Required work
1. In the passage on human and automated transcription, since what year has the company been in business?
2. Write what comes next in the passage on human and automated transcription, beginning after its final sentence.

Start of Excerpt to read

This may surprise you, but some of the automated transcription services that are available online actually recommend that you use professional human transcribers for your work in certain situations.

Surely this is a bit of a regressive move back in time if the future of transcription is automation and artificial intelligence? As automated systems get increasingly clever for both transcription and translation presumably there will no longer be any need for human translators and transcribers to provide their services?

This may be the case, but we have been in business since 2003 and since that time we have been told continually that there is absolutely no future for human transcribers because automated transcription would be taking over.

Dictation vs Interviews

In the early days, a bit more of our work, but not a lot, was dictation rather than one to one interviews and focus groups (larger groups of speakers). Over time we have evolved into specialist academic and professional business transcribers, providing our services specifically where a high-quality level of transcription is needed. This can involve quite complicated recordings including extensive academic studies and projects.

End of Excerpt to read
Start of Provided data

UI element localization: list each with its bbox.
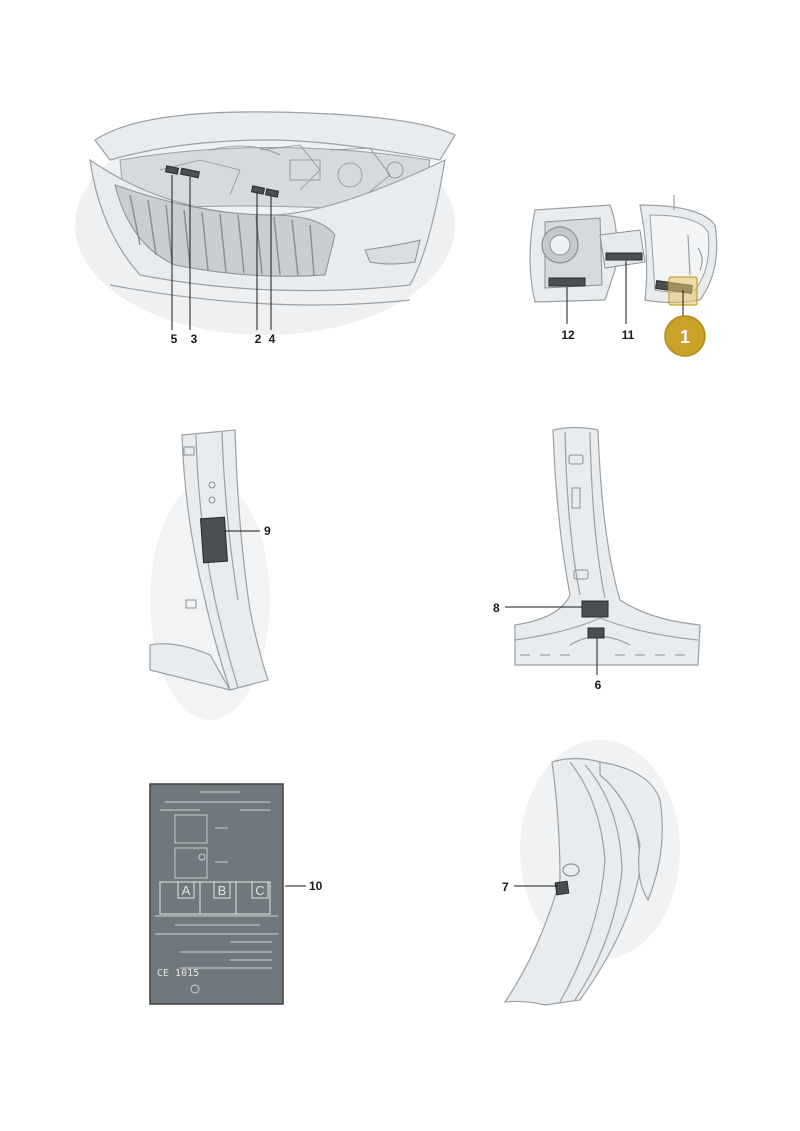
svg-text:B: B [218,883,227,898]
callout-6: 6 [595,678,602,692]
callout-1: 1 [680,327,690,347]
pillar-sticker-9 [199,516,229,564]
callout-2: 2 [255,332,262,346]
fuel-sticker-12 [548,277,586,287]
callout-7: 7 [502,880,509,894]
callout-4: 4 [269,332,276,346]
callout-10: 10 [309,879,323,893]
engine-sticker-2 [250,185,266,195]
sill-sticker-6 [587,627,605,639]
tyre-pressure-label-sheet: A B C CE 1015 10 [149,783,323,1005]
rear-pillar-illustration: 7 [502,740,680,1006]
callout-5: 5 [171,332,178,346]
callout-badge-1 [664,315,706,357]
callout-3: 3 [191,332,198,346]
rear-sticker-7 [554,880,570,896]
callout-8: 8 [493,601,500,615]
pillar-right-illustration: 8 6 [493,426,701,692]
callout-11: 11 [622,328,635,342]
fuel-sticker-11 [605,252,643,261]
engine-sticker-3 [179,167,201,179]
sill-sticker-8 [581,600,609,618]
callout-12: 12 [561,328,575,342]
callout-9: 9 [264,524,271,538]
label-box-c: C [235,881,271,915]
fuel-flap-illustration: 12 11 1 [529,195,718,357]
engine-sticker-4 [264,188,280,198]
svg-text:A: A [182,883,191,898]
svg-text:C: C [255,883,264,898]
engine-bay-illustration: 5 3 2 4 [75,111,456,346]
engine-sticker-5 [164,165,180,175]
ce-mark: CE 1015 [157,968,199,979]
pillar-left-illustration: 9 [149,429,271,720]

End of Provided data

Answers for this exercise
1. Since 2003.

2.
This has not changed in many years. We offer transcription services to academics and business professionals and the overwhelming majority of our work is transcribing recordings that are fairly complex. They often involve hard to hear recordings, strong accents, transcription in other languages, and multi-speaker audio & video.

AI Transcription Software

A good number of the automated systems that are out there appear to run from just a couple of bits of code. Amazon has developed one automated transcription service that appears to be used by a number of the online automation companies.

Similarly, Zoom and Teams have automated systems operating to provide subtitling and transcripts effectively to their audio and video recordings and these are getting increasingly popular amongst researchers in order to transcribe their research interviews.

However, none of these have yet developed a way of transcribing complicated or multi-speaker recordings, and this is why automated companies will recommend the use of humans in a number of situations, rather than relying on their own automation.

You will find that if you try to submit a hard to hear or complicated recording to some of the larger companies, they will return it to you not completed, or you will get it back and the actual transcript will be completely useless because they would not have been able to pick up enough information to make it even worthwhile bothering trying to work from it.

We have written extensively about how some of the automated transcriptions we receive are so bad we very often have to work from scratch whenever a client sends us over an automated transcript, as well as a recording to get us to provide an accurate transcription of it.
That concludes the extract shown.